-------- MATERIAL --------

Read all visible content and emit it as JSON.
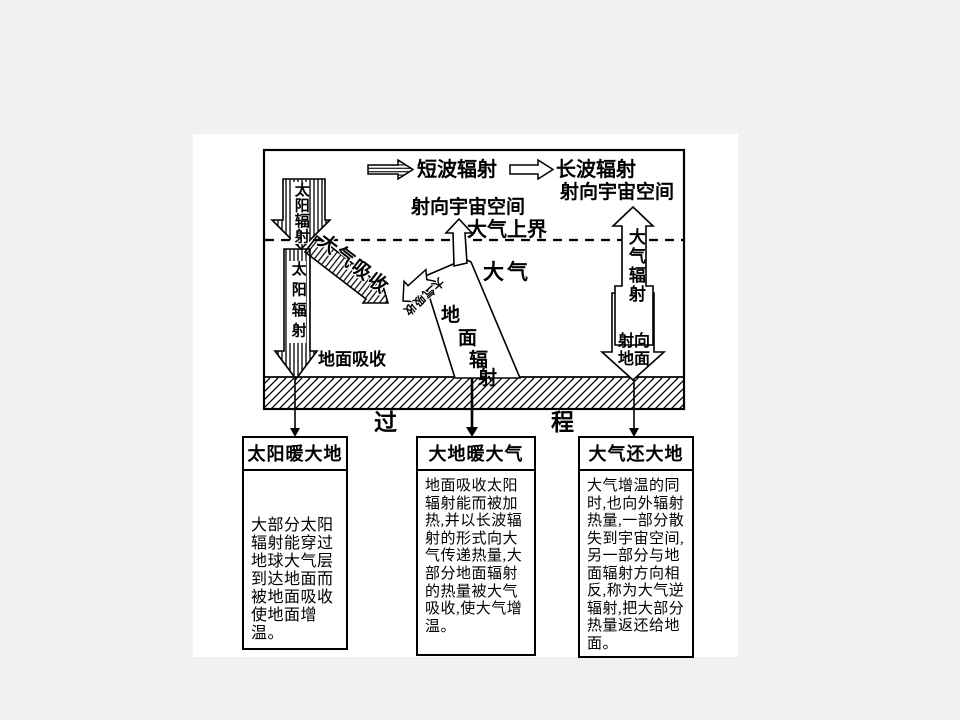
{
  "colors": {
    "page_bg": "#f1f1f1",
    "paper": "#ffffff",
    "ink": "#000000"
  },
  "legend": {
    "shortwave": "短波辐射",
    "longwave": "长波辐射"
  },
  "labels": {
    "to_space_right": "射向宇宙空间",
    "to_space_mid": "射向宇宙空间",
    "atmosphere_top": "大气上界",
    "atmosphere": "大气",
    "solar_radiation_upper": "太阳辐射",
    "solar_radiation_lower": "太阳辐射",
    "atmosphere_absorption": "大气吸收",
    "atmosphere_absorption_branch": "大气吸收",
    "ground_absorption": "地面吸收",
    "ground_radiation": "地面辐射",
    "atmosphere_radiation": "大气辐射",
    "to_ground": "射向地面",
    "process_left": "过",
    "process_right": "程"
  },
  "boxes": [
    {
      "title": "太阳暖大地",
      "body": "大部分太阳\n辐射能穿过\n地球大气层\n到达地面而\n被地面吸收\n使地面增温。"
    },
    {
      "title": "大地暖大气",
      "body": "地面吸收太阳\n辐射能而被加\n热,并以长波辐\n射的形式向大\n气传递热量,大\n部分地面辐射\n的热量被大气\n吸收,使大气增\n温。"
    },
    {
      "title": "大气还大地",
      "body": "大气增温的同\n时,也向外辐射\n热量,一部分散\n失到宇宙空间,\n另一部分与地\n面辐射方向相\n反,称为大气逆\n辐射,把大部分\n热量返还给地\n面。"
    }
  ]
}
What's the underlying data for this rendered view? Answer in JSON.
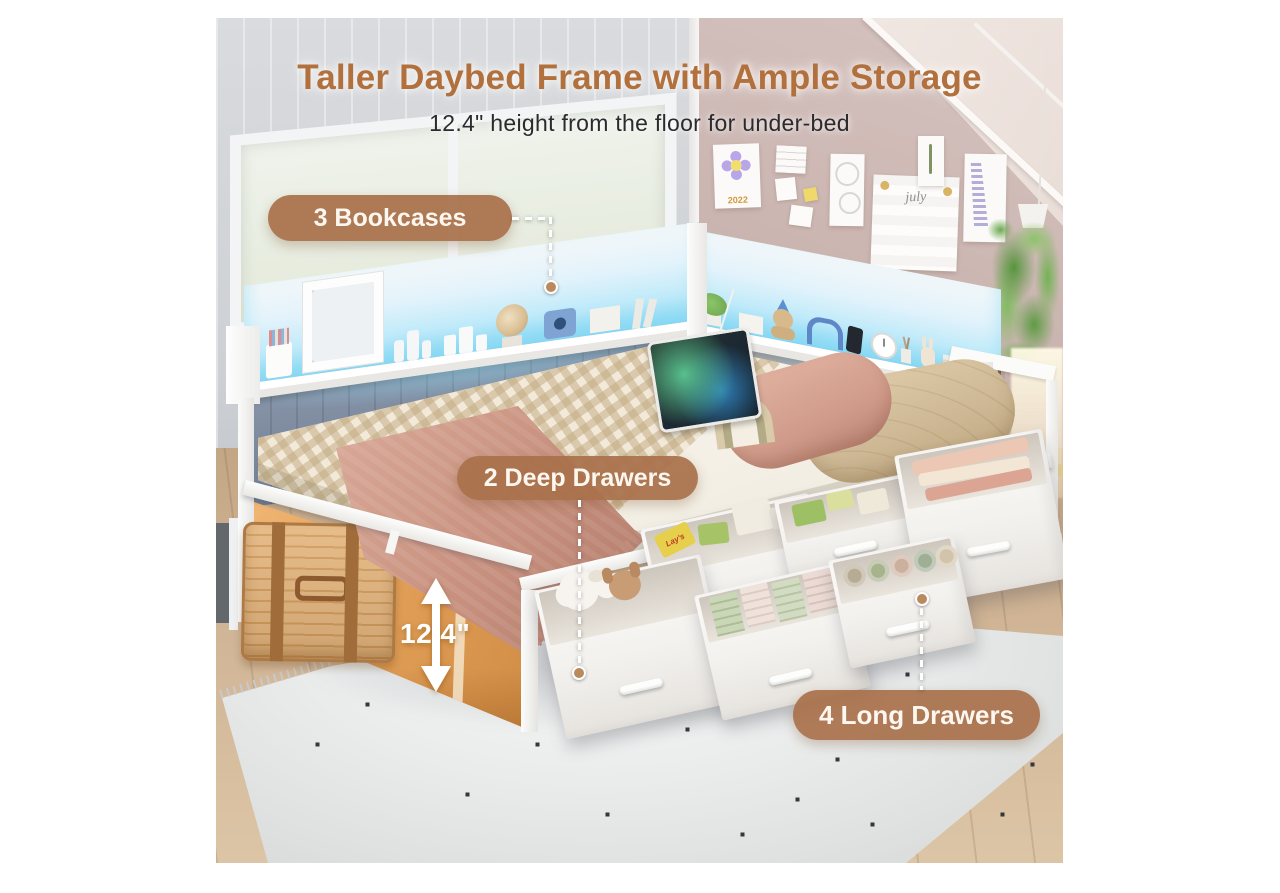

--------

## WORK REQUIRED
Strip the images and reproduce the remaining records precisely.

## IN RESPONSE
Read all visible content and emit it as JSON.
{
  "colors": {
    "page_bg": "#f1f1f1",
    "paper": "#ffffff",
    "ink": "#000000"
  },
  "legend": {
    "shortwave": "短波辐射",
    "longwave": "长波辐射"
  },
  "labels": {
    "to_space_right": "射向宇宙空间",
    "to_space_mid": "射向宇宙空间",
    "atmosphere_top": "大气上界",
    "atmosphere": "大气",
    "solar_radiation_upper": "太阳辐射",
    "solar_radiation_lower": "太阳辐射",
    "atmosphere_absorption": "大气吸收",
    "atmosphere_absorption_branch": "大气吸收",
    "ground_absorption": "地面吸收",
    "ground_radiation": "地面辐射",
    "atmosphere_radiation": "大气辐射",
    "to_ground": "射向地面",
    "process_left": "过",
    "process_right": "程"
  },
  "boxes": [
    {
      "title": "太阳暖大地",
      "body": "大部分太阳\n辐射能穿过\n地球大气层\n到达地面而\n被地面吸收\n使地面增温。"
    },
    {
      "title": "大地暖大气",
      "body": "地面吸收太阳\n辐射能而被加\n热,并以长波辐\n射的形式向大\n气传递热量,大\n部分地面辐射\n的热量被大气\n吸收,使大气增\n温。"
    },
    {
      "title": "大气还大地",
      "body": "大气增温的同\n时,也向外辐射\n热量,一部分散\n失到宇宙空间,\n另一部分与地\n面辐射方向相\n反,称为大气逆\n辐射,把大部分\n热量返还给地\n面。"
    }
  ]
}
What's the underlying data for this rendered view? Answer in JSON.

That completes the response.